◆ **Work required**
Could you write out every entry exactly as it stands?

-- start Provided records --

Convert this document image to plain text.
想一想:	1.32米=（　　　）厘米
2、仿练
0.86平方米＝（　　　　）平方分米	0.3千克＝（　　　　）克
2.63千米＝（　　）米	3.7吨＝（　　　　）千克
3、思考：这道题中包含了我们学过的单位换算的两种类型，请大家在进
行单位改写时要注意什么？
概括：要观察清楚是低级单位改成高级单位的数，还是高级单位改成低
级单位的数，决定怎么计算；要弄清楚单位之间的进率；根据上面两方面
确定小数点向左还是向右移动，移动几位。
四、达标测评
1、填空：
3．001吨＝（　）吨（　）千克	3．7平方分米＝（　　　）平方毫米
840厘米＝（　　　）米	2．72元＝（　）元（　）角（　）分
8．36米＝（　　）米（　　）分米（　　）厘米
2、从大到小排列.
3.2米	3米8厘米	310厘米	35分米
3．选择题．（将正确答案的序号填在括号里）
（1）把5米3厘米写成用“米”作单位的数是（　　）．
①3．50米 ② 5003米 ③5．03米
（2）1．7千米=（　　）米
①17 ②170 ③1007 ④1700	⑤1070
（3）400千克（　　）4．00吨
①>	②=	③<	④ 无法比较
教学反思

-- end Provided records --

◆ **Solution to the problem**
Convert this document image to plain text.
想一想:	1.32米=（　　　）厘米
2、仿练
0.86平方米＝（　　　　）平方分米	0.3千克＝（　　　　）克
2.63千米＝（　　）米	3.7吨＝（　　　　）千克
3、思考：这道题中包含了我们学过的单位换算的两种类型，请大家在进
行单位改写时要注意什么？
概括：要观察清楚是低级单位改成高级单位的数，还是高级单位改成低
级单位的数，决定怎么计算；要弄清楚单位之间的进率；根据上面两方面
确定小数点向左还是向右移动，移动几位。
四、达标测评
1、填空：
3．001吨＝（　）吨（　）千克	3．7平方分米＝（　　　）平方毫米
840厘米＝（　　　）米	2．72元＝（　）元（　）角（　）分
8．36米＝（　　）米（　　）分米（　　）厘米
2、从大到小排列.
3.2米	3米8厘米	310厘米	35分米
3．选择题．（将正确答案的序号填在括号里）
（1）把5米3厘米写成用“米”作单位的数是（　　）．
①3．50米 ② 5003米 ③5．03米
（2）1．7千米=（　　）米
①17 ②170 ③1007 ④1700	⑤1070
（3）400千克（　　）4．00吨
①>	②=	③<	④ 无法比较
教学反思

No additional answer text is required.